Select the lines that contain "зона" and copy each of them.

### RECORDS FOR THE EXERCISE

## BEGIN

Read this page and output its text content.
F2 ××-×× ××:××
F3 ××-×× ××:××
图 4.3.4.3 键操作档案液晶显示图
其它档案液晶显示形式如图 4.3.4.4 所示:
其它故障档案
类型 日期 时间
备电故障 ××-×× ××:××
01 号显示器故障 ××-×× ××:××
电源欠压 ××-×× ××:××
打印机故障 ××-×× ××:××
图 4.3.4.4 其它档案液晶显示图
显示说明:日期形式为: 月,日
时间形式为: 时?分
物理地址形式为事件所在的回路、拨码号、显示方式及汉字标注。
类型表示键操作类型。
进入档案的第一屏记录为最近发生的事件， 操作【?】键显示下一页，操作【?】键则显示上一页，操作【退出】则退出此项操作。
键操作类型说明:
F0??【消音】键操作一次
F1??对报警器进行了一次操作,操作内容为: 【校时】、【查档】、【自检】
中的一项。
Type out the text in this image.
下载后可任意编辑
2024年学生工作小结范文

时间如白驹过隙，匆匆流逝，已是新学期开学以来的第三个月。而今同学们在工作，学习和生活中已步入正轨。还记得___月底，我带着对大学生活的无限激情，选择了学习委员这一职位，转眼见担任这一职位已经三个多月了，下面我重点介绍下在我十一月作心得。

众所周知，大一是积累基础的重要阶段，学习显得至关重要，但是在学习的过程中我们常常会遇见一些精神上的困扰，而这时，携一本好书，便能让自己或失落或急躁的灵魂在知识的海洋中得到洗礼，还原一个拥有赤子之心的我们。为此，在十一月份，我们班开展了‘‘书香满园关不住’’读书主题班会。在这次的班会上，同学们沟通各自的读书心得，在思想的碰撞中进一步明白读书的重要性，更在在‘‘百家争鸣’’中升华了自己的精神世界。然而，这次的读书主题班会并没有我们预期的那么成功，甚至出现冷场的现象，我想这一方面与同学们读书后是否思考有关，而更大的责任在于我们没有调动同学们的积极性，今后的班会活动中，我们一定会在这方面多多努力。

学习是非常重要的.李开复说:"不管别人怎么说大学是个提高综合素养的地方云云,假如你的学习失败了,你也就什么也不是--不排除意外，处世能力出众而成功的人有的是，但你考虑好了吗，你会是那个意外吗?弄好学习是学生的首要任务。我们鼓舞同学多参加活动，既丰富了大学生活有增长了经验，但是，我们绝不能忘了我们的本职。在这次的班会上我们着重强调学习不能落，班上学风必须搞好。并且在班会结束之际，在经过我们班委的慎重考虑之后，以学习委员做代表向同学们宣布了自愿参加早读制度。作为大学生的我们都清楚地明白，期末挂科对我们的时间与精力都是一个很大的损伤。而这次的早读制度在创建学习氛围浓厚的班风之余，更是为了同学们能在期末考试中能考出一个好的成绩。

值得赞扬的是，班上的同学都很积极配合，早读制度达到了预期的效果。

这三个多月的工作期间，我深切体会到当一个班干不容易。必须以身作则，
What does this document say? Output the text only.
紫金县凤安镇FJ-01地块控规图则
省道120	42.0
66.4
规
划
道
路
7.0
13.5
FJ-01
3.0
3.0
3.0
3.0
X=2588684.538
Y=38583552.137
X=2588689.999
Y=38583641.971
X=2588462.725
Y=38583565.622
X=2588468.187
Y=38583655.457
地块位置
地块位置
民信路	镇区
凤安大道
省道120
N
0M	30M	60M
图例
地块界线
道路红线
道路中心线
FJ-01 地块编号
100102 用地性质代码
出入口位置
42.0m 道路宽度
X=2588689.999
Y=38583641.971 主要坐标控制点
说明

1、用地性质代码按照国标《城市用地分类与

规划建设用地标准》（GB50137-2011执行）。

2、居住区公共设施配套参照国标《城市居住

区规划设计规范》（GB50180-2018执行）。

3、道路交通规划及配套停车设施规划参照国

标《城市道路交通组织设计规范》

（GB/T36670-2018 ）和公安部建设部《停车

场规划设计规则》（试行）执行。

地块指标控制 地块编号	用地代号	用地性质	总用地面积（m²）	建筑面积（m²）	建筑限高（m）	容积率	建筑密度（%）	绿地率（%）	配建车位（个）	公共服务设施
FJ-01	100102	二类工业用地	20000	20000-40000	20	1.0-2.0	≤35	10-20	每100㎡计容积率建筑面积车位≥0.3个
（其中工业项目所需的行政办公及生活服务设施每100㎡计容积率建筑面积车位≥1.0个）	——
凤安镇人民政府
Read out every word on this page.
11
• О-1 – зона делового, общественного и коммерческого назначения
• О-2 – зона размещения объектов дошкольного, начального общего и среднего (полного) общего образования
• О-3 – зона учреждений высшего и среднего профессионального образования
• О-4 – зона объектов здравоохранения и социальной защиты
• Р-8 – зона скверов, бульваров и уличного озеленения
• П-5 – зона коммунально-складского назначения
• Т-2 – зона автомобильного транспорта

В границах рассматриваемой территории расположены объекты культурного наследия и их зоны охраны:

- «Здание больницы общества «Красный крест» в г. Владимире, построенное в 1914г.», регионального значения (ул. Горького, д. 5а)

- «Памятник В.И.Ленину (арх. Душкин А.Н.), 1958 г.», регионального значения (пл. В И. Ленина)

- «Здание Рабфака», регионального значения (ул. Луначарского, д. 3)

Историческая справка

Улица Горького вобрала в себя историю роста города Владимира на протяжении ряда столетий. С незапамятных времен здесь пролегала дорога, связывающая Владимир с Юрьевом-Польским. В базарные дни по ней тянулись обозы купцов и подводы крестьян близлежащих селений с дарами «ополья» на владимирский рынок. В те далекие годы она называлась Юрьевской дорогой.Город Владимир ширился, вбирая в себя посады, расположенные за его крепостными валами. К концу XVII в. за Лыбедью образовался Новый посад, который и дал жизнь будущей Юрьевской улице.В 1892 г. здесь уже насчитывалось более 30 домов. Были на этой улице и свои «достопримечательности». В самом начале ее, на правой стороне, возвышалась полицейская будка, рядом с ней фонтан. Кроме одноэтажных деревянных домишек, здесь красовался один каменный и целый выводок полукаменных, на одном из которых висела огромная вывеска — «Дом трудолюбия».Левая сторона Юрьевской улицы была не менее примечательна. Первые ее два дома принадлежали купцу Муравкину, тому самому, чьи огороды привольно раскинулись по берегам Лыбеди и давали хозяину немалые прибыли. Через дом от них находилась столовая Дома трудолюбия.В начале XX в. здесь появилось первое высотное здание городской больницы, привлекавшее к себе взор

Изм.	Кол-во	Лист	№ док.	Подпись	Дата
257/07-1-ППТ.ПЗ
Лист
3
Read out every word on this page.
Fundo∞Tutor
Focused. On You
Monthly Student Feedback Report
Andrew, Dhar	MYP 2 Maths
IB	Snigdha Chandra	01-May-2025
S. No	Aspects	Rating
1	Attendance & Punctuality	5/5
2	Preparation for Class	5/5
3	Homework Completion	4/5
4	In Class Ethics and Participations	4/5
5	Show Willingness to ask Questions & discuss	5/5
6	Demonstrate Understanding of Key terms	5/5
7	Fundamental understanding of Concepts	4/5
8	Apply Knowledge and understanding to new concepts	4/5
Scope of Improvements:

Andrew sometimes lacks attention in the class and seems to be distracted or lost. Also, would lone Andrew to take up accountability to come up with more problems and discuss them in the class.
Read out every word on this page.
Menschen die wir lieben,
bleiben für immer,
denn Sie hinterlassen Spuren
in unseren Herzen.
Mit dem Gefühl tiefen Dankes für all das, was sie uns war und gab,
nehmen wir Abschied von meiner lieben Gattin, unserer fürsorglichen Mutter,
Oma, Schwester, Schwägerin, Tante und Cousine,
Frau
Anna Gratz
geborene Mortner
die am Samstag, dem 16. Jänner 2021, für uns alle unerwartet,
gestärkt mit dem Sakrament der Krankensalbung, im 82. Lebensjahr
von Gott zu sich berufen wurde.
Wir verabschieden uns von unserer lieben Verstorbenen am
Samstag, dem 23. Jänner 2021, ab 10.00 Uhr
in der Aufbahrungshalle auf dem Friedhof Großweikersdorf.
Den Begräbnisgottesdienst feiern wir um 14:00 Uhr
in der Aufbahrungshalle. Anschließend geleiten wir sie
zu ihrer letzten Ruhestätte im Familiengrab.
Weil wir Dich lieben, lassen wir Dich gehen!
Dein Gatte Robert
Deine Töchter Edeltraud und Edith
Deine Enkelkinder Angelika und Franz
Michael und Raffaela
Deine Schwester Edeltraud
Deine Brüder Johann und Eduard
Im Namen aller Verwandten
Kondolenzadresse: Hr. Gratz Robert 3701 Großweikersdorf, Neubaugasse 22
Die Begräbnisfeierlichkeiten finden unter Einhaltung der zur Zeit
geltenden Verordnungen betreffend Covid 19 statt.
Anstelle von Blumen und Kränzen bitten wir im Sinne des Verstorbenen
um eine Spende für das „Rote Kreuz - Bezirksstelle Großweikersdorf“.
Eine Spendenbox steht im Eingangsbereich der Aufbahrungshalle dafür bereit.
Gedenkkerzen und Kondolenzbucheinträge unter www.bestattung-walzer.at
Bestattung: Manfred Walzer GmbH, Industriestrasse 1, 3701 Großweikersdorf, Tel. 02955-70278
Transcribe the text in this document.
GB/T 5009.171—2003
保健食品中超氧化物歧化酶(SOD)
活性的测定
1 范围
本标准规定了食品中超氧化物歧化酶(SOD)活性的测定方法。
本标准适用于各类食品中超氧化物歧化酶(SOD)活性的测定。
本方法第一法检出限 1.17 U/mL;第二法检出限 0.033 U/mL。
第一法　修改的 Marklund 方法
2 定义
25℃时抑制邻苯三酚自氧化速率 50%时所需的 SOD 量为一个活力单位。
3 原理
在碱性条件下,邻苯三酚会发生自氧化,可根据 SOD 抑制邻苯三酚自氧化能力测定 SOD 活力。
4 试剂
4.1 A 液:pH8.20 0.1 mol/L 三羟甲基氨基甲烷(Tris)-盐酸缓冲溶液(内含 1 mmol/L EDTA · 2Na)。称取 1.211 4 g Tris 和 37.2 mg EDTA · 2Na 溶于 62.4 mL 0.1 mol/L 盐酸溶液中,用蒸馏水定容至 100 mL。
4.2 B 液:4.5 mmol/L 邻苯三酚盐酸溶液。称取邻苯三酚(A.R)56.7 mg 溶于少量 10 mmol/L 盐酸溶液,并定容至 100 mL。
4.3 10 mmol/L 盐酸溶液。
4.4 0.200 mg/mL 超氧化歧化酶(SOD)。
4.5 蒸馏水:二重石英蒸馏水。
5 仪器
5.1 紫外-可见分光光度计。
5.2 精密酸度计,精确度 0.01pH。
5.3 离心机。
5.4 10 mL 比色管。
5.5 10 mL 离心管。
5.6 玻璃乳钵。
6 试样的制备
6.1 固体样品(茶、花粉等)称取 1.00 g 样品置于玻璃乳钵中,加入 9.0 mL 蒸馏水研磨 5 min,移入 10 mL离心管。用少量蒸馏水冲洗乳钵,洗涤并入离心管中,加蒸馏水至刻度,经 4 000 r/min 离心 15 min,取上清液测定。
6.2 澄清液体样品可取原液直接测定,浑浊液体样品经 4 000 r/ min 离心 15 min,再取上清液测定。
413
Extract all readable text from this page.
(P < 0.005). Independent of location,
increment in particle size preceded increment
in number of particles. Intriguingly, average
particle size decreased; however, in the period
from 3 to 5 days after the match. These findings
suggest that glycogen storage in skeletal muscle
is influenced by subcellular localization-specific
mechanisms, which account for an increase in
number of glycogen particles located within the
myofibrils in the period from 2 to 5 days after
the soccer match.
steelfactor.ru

## END

### ANSWER FOR THE TASK
• О-1 – зона делового, общественного и коммерческого назначения
• О-2 – зона размещения объектов дошкольного, начального общего и среднего (полного) общего образования
• О-3 – зона учреждений высшего и среднего профессионального образования
• О-4 – зона объектов здравоохранения и социальной защиты
• Р-8 – зона скверов, бульваров и уличного озеленения
• П-5 – зона коммунально-складского назначения
• Т-2 – зона автомобильного транспорта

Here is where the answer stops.